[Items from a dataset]
○ ○ ○ ○ ○ ○ ○
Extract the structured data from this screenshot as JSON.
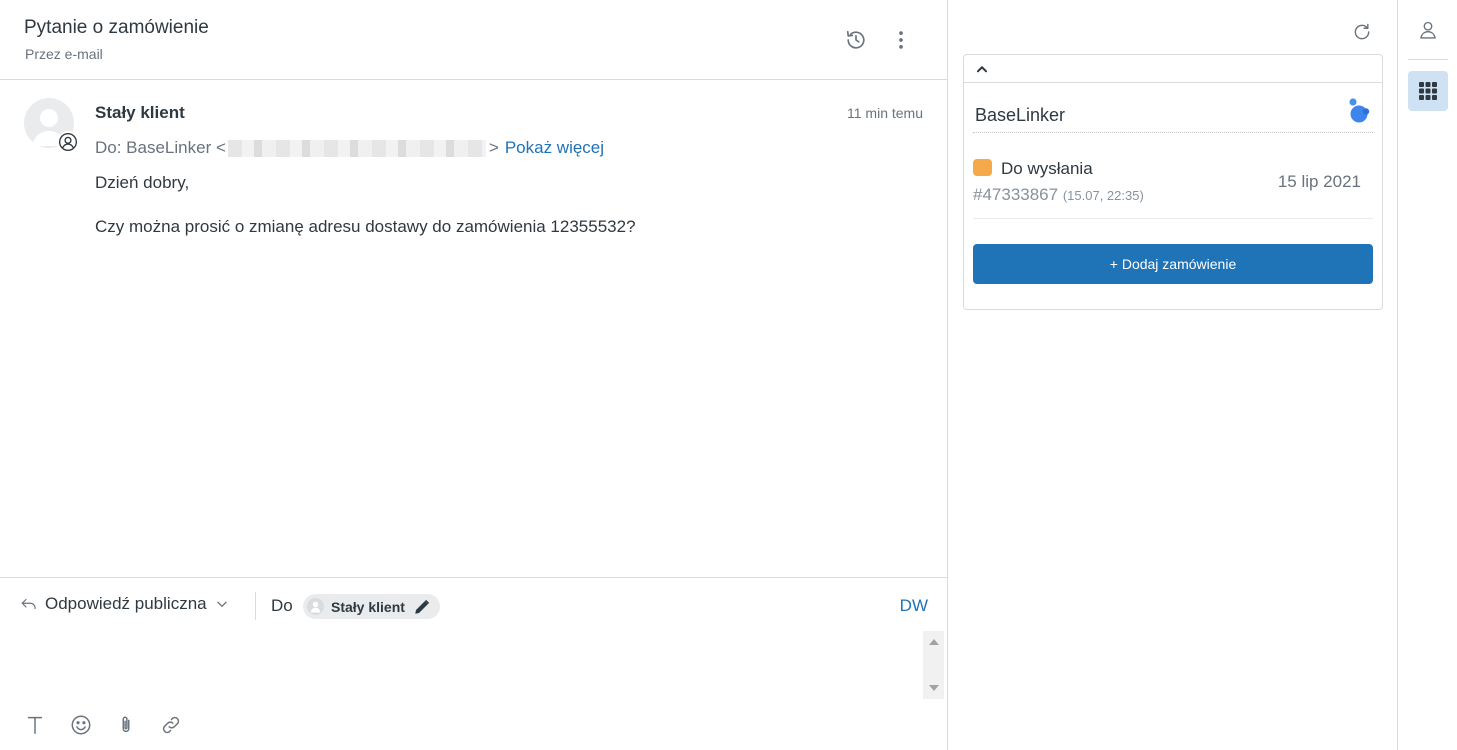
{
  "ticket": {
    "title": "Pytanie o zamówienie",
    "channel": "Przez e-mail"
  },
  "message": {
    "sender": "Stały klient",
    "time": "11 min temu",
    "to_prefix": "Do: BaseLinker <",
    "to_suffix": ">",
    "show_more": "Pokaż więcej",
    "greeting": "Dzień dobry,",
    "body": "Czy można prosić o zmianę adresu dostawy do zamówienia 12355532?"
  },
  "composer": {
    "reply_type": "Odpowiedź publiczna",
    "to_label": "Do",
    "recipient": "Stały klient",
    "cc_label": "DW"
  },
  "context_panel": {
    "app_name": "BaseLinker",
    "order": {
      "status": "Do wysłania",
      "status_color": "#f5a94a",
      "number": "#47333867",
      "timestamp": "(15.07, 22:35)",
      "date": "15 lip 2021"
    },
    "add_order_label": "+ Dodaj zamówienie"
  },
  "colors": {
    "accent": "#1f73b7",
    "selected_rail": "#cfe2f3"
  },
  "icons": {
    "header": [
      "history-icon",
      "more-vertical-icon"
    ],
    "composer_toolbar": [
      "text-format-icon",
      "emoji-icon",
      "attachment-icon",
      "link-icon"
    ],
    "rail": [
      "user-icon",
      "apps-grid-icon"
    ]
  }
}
○ ○ ○ ○ ○ ○ ○
SHORT PROBLEM: How many lines in the records hold the string "zamówienie"? Reply with the number alone.

ANSWER FOR THE TASK: 2